What to work on
• A. List the usernames of everyone who posts in the forum thread about spare bulbs for an Autotrail Chieftain.
• B. In the forum thread about spare bulbs for an Autotrail Chieftain, which vehicle did jedi order a spare set of bulbs for?
• C. Carry on the forum thread about spare bulbs for an Autotrail Chieftain from its last post.

Provided text
[START]

# Spare Bulbs for Autotrail Chieftain



## Bacchus (Mar 27, 2008)

I'm going to France in a couple of weeks and it's dawned on me that I need spare bulbs. Am I correct in assuming that a set for the donar vehicle will surfice?

Chris


----------



## cabby (May 14, 2005)

You have to have enough to replace any external light, dont forget the repeater lights. :roll: 
I am also under the impression that this year you must have the headlamp masked as per requirements.
dont forget the reflective jackets for each person.put them on BEFORE you exit the vehicle.

cabby


----------



## EJB (Aug 25, 2007)

If you are on a Ducato chassis check that you buy the correct headlight bulbs.......my 2002 handbook is wrong :roll:


----------



## jedi (Nov 22, 2007)

Hi,

Have just ordered a spare set of bulbs for my Autotrail Apache. I got the bulb numbers from the handbook and bought from this website:

http://www.autobulbsdirect.co.uk/

Categories - European travel. Then go for H1 or H4 spare bulb kit depending on your headlights. The other bulbs in the set all matched my Ducato handbook. Good value!

Jed


----------



## Mrplodd (Mar 4, 2008)

Its a sensible move to have a full set of spare bulbs when in this country as well.

[END]

(Annotated element entries)
[START]

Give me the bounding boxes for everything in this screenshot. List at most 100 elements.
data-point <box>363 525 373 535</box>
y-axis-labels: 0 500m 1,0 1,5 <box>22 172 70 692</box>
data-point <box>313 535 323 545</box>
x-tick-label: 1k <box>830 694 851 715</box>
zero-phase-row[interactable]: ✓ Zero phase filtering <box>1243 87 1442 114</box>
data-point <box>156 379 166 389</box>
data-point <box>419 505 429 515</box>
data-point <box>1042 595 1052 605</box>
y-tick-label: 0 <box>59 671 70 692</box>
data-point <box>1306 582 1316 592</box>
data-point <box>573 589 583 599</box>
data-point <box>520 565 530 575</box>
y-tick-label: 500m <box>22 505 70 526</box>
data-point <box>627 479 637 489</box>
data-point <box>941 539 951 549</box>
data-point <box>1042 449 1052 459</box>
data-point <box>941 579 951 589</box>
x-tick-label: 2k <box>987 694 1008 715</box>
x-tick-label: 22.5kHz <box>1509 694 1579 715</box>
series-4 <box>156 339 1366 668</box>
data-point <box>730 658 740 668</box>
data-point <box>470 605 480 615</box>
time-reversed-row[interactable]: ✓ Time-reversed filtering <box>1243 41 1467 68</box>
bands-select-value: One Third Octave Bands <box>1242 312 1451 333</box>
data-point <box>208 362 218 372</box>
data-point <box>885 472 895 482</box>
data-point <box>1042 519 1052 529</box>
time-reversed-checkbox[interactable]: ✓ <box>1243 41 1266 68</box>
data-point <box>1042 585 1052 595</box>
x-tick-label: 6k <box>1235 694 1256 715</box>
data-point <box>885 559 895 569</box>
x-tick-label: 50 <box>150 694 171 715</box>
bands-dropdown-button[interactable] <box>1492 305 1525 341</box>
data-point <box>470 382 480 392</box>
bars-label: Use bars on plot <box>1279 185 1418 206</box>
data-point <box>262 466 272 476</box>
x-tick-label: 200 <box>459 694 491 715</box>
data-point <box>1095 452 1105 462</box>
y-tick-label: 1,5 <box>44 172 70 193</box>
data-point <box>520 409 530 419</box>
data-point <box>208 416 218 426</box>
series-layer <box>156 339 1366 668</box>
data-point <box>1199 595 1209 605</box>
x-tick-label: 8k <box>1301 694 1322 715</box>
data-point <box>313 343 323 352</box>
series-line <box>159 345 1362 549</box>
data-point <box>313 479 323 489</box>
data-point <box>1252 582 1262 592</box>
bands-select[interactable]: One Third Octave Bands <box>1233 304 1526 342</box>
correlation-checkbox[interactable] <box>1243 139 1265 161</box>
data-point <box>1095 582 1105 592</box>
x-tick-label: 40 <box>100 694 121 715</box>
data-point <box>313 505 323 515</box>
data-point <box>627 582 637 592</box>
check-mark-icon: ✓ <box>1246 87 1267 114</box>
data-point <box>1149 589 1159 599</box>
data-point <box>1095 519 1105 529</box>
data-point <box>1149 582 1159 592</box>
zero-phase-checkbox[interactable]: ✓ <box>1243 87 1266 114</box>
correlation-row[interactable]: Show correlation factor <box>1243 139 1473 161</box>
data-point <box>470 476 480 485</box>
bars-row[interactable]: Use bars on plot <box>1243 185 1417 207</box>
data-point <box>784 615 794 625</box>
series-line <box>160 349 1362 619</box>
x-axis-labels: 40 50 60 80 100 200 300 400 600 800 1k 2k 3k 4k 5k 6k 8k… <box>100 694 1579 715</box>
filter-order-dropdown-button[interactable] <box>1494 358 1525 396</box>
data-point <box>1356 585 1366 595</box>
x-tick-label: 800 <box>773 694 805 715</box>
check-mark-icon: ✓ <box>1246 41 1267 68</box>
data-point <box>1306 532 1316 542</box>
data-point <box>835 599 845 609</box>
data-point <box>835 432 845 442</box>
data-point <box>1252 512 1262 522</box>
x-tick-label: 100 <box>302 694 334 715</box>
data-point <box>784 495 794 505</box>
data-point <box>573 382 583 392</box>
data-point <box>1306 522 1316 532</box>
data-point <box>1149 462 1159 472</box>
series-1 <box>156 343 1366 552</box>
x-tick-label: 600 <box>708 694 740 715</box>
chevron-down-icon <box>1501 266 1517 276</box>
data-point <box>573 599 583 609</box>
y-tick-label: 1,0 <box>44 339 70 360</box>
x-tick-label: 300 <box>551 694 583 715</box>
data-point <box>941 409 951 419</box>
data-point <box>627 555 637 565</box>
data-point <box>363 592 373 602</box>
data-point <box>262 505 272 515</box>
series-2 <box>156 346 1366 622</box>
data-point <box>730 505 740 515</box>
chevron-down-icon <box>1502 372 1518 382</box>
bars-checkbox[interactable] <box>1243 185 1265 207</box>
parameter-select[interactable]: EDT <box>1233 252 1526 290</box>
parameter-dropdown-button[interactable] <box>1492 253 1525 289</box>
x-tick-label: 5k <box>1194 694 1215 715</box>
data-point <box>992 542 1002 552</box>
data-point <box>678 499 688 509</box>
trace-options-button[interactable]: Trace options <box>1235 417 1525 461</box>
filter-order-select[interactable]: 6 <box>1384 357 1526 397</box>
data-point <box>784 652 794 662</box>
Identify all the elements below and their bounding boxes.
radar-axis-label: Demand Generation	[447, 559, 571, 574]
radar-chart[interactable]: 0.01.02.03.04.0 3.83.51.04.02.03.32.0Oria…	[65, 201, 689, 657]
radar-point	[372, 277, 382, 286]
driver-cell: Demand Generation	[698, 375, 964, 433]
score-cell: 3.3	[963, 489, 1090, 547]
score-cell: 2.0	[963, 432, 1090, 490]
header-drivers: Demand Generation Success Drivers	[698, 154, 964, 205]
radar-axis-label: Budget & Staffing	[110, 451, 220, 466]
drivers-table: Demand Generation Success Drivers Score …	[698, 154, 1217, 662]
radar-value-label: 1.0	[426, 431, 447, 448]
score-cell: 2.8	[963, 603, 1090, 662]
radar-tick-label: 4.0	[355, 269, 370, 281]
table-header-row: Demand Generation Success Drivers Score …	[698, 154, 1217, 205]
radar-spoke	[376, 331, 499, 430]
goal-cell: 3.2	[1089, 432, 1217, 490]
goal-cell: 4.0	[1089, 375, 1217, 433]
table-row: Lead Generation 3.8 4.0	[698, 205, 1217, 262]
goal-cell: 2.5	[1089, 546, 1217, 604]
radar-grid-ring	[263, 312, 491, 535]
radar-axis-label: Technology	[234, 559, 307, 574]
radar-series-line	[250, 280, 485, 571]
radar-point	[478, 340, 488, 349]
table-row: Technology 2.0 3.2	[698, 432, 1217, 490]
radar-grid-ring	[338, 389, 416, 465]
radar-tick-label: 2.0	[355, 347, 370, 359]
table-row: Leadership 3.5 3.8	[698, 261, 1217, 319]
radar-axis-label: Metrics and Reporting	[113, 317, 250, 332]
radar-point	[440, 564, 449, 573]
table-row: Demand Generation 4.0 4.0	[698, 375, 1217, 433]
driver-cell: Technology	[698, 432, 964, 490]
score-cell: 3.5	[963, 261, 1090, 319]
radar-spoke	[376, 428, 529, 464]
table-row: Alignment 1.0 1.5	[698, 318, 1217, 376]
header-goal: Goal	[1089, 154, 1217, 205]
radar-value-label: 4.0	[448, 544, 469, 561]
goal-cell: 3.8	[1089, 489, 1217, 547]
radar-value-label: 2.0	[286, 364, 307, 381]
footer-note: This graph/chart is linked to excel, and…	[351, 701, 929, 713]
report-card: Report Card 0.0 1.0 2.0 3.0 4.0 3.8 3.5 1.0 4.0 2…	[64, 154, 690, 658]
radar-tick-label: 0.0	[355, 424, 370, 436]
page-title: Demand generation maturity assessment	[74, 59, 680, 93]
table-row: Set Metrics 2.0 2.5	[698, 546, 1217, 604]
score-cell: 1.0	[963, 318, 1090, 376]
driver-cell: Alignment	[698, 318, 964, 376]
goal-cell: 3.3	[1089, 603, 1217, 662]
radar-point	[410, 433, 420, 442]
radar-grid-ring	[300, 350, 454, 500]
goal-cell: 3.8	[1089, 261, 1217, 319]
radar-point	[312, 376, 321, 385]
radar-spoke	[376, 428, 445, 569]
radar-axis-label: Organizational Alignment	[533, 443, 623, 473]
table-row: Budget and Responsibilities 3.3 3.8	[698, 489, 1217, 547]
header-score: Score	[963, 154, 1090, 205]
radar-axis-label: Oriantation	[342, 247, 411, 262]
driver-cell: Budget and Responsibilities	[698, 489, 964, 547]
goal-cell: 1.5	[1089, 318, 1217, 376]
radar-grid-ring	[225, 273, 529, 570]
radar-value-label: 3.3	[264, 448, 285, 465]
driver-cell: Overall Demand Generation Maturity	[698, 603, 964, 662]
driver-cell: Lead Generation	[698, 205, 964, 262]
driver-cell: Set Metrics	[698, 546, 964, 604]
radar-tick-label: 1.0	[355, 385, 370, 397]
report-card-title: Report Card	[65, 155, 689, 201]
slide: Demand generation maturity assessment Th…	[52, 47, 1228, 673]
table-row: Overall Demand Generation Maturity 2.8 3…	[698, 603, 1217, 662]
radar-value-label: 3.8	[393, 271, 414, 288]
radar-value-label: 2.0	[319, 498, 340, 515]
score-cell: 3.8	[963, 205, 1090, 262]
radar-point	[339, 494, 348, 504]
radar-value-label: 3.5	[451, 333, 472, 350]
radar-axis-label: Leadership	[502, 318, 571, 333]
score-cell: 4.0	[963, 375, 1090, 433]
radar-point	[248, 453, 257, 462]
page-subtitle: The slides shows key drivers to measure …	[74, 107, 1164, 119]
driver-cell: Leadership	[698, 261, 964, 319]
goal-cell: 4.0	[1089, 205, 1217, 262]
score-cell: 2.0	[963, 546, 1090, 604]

[END]

Answers given
• A. Bacchus, cabby, EJB, jedi, Mrplodd

• B. An Autotrail Apache.

• C.
Bulbs can blow at any time not just when abroad!! 

DONT rely on someone elses idea of what you need, the only safe bet is to check for yourself that you have the right ones 

The one that gives most trouble is Headlight bulbs, there are a huge number of different fitments, some are single filament some are double filament, and every form of fitting some are HID (and spares for HID's are VERY pricey and a b*****er to fit as well) so it is vital to make sure you have the right ones for your vehicle. the remainder of the lights are "fairly" standard but there are differences. Many MH manufacturers fit rear light units that differ from the "original" vehicle spec so DONT rely on the base vehicle handbook either!! 

The ONLY safe option is to CHECK FOR YOURSELF !!!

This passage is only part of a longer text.